* [Exercise goal]: Every line that holds "structured" should be shown.

* [Source data]:
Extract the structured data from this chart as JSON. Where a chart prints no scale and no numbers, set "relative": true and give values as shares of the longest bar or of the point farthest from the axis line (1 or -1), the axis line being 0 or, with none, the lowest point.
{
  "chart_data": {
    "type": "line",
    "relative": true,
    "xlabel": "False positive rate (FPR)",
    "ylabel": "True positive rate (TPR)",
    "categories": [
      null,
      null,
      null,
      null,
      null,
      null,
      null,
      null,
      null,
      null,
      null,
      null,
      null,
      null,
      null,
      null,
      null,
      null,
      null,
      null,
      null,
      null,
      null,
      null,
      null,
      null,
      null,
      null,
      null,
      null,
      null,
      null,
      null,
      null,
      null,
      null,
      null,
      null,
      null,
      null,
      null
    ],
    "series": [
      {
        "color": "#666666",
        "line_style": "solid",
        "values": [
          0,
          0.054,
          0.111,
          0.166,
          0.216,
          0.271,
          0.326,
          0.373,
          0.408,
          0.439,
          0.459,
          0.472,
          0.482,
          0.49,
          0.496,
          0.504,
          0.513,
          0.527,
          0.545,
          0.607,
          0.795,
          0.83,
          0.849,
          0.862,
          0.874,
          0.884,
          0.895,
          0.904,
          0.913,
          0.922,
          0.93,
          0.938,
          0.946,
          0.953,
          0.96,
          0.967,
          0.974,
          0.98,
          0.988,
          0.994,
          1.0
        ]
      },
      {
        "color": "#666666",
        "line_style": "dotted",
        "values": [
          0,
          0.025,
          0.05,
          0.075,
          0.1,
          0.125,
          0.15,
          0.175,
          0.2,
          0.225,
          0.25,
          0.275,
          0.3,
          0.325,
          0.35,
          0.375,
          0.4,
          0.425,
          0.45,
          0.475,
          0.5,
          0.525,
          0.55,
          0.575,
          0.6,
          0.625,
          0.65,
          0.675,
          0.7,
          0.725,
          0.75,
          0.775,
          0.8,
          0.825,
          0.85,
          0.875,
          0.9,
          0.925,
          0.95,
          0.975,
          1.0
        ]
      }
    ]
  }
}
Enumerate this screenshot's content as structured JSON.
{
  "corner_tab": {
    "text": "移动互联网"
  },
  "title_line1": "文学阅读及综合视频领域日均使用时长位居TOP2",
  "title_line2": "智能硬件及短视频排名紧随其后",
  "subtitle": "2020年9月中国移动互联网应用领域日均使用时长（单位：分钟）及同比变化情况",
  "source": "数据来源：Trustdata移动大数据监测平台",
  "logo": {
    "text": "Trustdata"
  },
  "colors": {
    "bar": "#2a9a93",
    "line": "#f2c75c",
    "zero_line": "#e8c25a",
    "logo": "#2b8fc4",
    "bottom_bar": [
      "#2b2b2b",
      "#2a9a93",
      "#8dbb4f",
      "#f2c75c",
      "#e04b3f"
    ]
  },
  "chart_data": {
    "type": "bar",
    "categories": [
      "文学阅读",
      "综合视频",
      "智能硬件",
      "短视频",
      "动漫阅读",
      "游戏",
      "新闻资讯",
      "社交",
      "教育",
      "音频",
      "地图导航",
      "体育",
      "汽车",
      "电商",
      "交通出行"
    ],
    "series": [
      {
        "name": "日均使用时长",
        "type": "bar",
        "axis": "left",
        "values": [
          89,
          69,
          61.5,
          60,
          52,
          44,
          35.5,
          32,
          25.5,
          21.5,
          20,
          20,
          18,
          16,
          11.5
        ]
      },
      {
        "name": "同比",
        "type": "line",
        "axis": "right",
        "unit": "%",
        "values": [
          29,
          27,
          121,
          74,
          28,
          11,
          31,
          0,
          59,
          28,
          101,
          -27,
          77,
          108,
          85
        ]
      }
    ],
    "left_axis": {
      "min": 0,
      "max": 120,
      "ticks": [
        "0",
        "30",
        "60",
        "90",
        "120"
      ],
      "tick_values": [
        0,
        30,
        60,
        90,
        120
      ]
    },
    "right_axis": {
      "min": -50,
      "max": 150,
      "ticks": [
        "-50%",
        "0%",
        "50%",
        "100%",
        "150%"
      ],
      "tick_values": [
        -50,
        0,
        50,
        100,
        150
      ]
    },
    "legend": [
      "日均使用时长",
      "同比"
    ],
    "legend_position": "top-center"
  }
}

* [Solution to this problem]:
Extract the structured data from this chart as JSON. Where a chart prints no scale and no numbers, set "relative": true and give values as shares of the longest bar or of the point farthest from the axis line (1 or -1), the axis line being 0 or, with none, the lowest point.
Enumerate this screenshot's content as structured JSON.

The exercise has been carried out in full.